Copy out the listing that follows, exact in every word, and skip the images.

### Records shown
━━━
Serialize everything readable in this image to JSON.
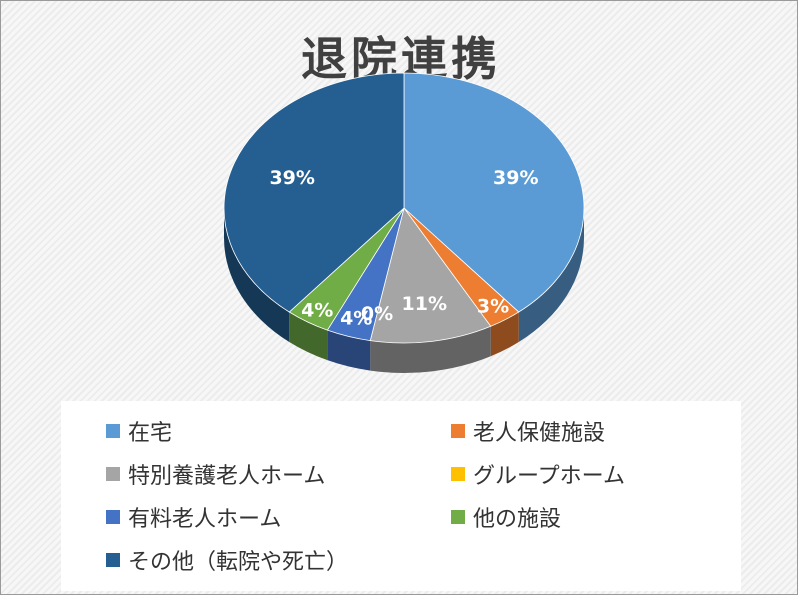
{
  "chart_data": {
    "type": "pie",
    "title": "退院連携",
    "categories": [
      "在宅",
      "老人保健施設",
      "特別養護老人ホーム",
      "グループホーム",
      "有料老人ホーム",
      "他の施設",
      "その他（転院や死亡）"
    ],
    "values": [
      39,
      3,
      11,
      0,
      4,
      4,
      39
    ],
    "data_labels": [
      "39%",
      "3%",
      "11%",
      "0%",
      "4%",
      "4%",
      "39%"
    ],
    "colors": [
      "#5b9bd5",
      "#ed7d31",
      "#a5a5a5",
      "#ffc000",
      "#4472c4",
      "#70ad47",
      "#255e91"
    ],
    "legend_position": "bottom",
    "style": "3d-pie"
  }
}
━━━
### Solved problem
Serialize everything readable in this image to JSON.
{
  "chart_data": {
    "type": "pie",
    "title": "退院連携",
    "categories": [
      "在宅",
      "老人保健施設",
      "特別養護老人ホーム",
      "グループホーム",
      "有料老人ホーム",
      "他の施設",
      "その他（転院や死亡）"
    ],
    "values": [
      39,
      3,
      11,
      0,
      4,
      4,
      39
    ],
    "data_labels": [
      "39%",
      "3%",
      "11%",
      "0%",
      "4%",
      "4%",
      "39%"
    ],
    "colors": [
      "#5b9bd5",
      "#ed7d31",
      "#a5a5a5",
      "#ffc000",
      "#4472c4",
      "#70ad47",
      "#255e91"
    ],
    "legend_position": "bottom",
    "style": "3d-pie"
  }
}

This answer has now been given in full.